▶ The input:
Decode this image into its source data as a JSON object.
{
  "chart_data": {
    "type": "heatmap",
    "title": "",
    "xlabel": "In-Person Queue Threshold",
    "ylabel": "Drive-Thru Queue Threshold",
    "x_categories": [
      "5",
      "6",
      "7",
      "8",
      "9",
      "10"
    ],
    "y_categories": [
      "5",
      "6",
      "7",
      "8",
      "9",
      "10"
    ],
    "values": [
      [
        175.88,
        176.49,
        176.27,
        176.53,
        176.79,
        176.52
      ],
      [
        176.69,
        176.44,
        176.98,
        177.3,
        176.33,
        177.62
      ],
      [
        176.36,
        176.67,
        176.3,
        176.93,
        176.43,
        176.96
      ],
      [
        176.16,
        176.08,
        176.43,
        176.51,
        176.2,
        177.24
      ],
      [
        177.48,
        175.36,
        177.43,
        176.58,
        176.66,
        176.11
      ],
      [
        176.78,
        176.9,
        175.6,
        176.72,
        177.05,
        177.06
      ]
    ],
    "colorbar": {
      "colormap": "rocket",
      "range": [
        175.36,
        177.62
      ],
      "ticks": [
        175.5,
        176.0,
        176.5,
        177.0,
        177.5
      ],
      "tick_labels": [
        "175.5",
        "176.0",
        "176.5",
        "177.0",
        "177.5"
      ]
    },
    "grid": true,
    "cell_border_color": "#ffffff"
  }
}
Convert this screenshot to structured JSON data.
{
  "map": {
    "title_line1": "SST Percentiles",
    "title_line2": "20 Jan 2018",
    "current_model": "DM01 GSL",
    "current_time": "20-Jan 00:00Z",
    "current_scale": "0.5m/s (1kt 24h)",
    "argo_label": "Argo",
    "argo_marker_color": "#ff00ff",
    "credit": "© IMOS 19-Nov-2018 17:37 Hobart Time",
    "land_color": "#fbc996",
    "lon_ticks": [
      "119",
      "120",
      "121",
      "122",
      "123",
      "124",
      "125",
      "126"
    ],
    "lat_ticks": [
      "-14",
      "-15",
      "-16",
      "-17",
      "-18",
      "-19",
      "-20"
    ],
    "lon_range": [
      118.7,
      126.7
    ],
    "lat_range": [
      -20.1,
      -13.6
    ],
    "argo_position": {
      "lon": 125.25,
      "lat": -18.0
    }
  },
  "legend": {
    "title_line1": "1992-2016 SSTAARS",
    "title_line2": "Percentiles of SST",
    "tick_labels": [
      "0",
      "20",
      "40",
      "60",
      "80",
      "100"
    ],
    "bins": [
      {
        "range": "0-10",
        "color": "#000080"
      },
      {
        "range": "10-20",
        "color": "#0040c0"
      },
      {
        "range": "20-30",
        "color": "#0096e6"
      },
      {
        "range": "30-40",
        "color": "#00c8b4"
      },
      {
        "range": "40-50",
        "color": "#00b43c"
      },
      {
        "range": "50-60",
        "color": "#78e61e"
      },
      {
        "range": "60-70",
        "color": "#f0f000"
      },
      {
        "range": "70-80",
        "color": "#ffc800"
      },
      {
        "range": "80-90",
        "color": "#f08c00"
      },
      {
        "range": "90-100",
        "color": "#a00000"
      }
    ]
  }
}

▶ Task brief: Copy out the material word for word and line for line.

▶ Answer to this task:
Decode this image into its source data as a JSON object.
{
  "chart_data": {
    "type": "heatmap",
    "title": "",
    "xlabel": "In-Person Queue Threshold",
    "ylabel": "Drive-Thru Queue Threshold",
    "x_categories": [
      "5",
      "6",
      "7",
      "8",
      "9",
      "10"
    ],
    "y_categories": [
      "5",
      "6",
      "7",
      "8",
      "9",
      "10"
    ],
    "values": [
      [
        175.88,
        176.49,
        176.27,
        176.53,
        176.79,
        176.52
      ],
      [
        176.69,
        176.44,
        176.98,
        177.3,
        176.33,
        177.62
      ],
      [
        176.36,
        176.67,
        176.3,
        176.93,
        176.43,
        176.96
      ],
      [
        176.16,
        176.08,
        176.43,
        176.51,
        176.2,
        177.24
      ],
      [
        177.48,
        175.36,
        177.43,
        176.58,
        176.66,
        176.11
      ],
      [
        176.78,
        176.9,
        175.6,
        176.72,
        177.05,
        177.06
      ]
    ],
    "colorbar": {
      "colormap": "rocket",
      "range": [
        175.36,
        177.62
      ],
      "ticks": [
        175.5,
        176.0,
        176.5,
        177.0,
        177.5
      ],
      "tick_labels": [
        "175.5",
        "176.0",
        "176.5",
        "177.0",
        "177.5"
      ]
    },
    "grid": true,
    "cell_border_color": "#ffffff"
  }
}
Convert this screenshot to structured JSON data.
{
  "map": {
    "title_line1": "SST Percentiles",
    "title_line2": "20 Jan 2018",
    "current_model": "DM01 GSL",
    "current_time": "20-Jan 00:00Z",
    "current_scale": "0.5m/s (1kt 24h)",
    "argo_label": "Argo",
    "argo_marker_color": "#ff00ff",
    "credit": "© IMOS 19-Nov-2018 17:37 Hobart Time",
    "land_color": "#fbc996",
    "lon_ticks": [
      "119",
      "120",
      "121",
      "122",
      "123",
      "124",
      "125",
      "126"
    ],
    "lat_ticks": [
      "-14",
      "-15",
      "-16",
      "-17",
      "-18",
      "-19",
      "-20"
    ],
    "lon_range": [
      118.7,
      126.7
    ],
    "lat_range": [
      -20.1,
      -13.6
    ],
    "argo_position": {
      "lon": 125.25,
      "lat": -18.0
    }
  },
  "legend": {
    "title_line1": "1992-2016 SSTAARS",
    "title_line2": "Percentiles of SST",
    "tick_labels": [
      "0",
      "20",
      "40",
      "60",
      "80",
      "100"
    ],
    "bins": [
      {
        "range": "0-10",
        "color": "#000080"
      },
      {
        "range": "10-20",
        "color": "#0040c0"
      },
      {
        "range": "20-30",
        "color": "#0096e6"
      },
      {
        "range": "30-40",
        "color": "#00c8b4"
      },
      {
        "range": "40-50",
        "color": "#00b43c"
      },
      {
        "range": "50-60",
        "color": "#78e61e"
      },
      {
        "range": "60-70",
        "color": "#f0f000"
      },
      {
        "range": "70-80",
        "color": "#ffc800"
      },
      {
        "range": "80-90",
        "color": "#f08c00"
      },
      {
        "range": "90-100",
        "color": "#a00000"
      }
    ]
  }
}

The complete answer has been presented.